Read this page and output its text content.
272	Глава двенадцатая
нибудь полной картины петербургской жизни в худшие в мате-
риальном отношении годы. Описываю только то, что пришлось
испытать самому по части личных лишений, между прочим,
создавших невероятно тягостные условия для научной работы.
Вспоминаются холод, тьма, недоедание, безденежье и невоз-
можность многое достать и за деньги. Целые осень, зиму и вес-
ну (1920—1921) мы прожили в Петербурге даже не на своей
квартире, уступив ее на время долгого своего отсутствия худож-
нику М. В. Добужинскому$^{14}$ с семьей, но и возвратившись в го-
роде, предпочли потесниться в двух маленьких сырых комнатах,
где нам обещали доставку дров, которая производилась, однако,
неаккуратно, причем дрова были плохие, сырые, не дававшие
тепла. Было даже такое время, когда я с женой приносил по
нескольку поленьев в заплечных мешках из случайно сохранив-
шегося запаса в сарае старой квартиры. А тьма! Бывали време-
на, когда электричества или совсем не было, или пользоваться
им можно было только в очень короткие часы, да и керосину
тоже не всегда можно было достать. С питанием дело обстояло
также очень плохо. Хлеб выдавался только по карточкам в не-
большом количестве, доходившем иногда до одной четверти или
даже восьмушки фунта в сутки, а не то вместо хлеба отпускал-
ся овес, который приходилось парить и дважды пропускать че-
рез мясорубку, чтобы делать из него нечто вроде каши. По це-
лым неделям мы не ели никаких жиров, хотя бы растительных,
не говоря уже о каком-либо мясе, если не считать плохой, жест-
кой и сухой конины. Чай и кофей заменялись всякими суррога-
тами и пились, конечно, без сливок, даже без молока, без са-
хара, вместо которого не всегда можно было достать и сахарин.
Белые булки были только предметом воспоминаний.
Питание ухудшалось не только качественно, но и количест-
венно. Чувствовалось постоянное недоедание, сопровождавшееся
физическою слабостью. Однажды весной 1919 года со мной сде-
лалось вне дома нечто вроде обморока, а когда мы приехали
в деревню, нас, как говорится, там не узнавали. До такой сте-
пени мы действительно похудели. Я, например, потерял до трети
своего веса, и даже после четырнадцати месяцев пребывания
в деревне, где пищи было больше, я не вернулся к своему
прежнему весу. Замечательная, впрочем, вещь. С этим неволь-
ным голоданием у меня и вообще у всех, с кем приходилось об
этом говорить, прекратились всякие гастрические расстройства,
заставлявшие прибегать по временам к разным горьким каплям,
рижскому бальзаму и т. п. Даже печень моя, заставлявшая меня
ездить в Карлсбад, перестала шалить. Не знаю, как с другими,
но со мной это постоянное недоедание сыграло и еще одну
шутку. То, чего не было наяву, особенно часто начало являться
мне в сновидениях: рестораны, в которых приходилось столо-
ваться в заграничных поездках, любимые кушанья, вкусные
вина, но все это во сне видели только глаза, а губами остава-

- - - -

## Exercise description:
Return all of the entries exactly as written.

## The response:
Read this page and output its text content.
272	Глава двенадцатая
нибудь полной картины петербургской жизни в худшие в мате-
риальном отношении годы. Описываю только то, что пришлось
испытать самому по части личных лишений, между прочим,
создавших невероятно тягостные условия для научной работы.
Вспоминаются холод, тьма, недоедание, безденежье и невоз-
можность многое достать и за деньги. Целые осень, зиму и вес-
ну (1920—1921) мы прожили в Петербурге даже не на своей
квартире, уступив ее на время долгого своего отсутствия худож-
нику М. В. Добужинскому$^{14}$ с семьей, но и возвратившись в го-
роде, предпочли потесниться в двух маленьких сырых комнатах,
где нам обещали доставку дров, которая производилась, однако,
неаккуратно, причем дрова были плохие, сырые, не дававшие
тепла. Было даже такое время, когда я с женой приносил по
нескольку поленьев в заплечных мешках из случайно сохранив-
шегося запаса в сарае старой квартиры. А тьма! Бывали време-
на, когда электричества или совсем не было, или пользоваться
им можно было только в очень короткие часы, да и керосину
тоже не всегда можно было достать. С питанием дело обстояло
также очень плохо. Хлеб выдавался только по карточкам в не-
большом количестве, доходившем иногда до одной четверти или
даже восьмушки фунта в сутки, а не то вместо хлеба отпускал-
ся овес, который приходилось парить и дважды пропускать че-
рез мясорубку, чтобы делать из него нечто вроде каши. По це-
лым неделям мы не ели никаких жиров, хотя бы растительных,
не говоря уже о каком-либо мясе, если не считать плохой, жест-
кой и сухой конины. Чай и кофей заменялись всякими суррога-
тами и пились, конечно, без сливок, даже без молока, без са-
хара, вместо которого не всегда можно было достать и сахарин.
Белые булки были только предметом воспоминаний.
Питание ухудшалось не только качественно, но и количест-
венно. Чувствовалось постоянное недоедание, сопровождавшееся
физическою слабостью. Однажды весной 1919 года со мной сде-
лалось вне дома нечто вроде обморока, а когда мы приехали
в деревню, нас, как говорится, там не узнавали. До такой сте-
пени мы действительно похудели. Я, например, потерял до трети
своего веса, и даже после четырнадцати месяцев пребывания
в деревне, где пищи было больше, я не вернулся к своему
прежнему весу. Замечательная, впрочем, вещь. С этим неволь-
ным голоданием у меня и вообще у всех, с кем приходилось об
этом говорить, прекратились всякие гастрические расстройства,
заставлявшие прибегать по временам к разным горьким каплям,
рижскому бальзаму и т. п. Даже печень моя, заставлявшая меня
ездить в Карлсбад, перестала шалить. Не знаю, как с другими,
но со мной это постоянное недоедание сыграло и еще одну
шутку. То, чего не было наяву, особенно часто начало являться
мне в сновидениях: рестораны, в которых приходилось столо-
ваться в заграничных поездках, любимые кушанья, вкусные
вина, но все это во сне видели только глаза, а губами остава-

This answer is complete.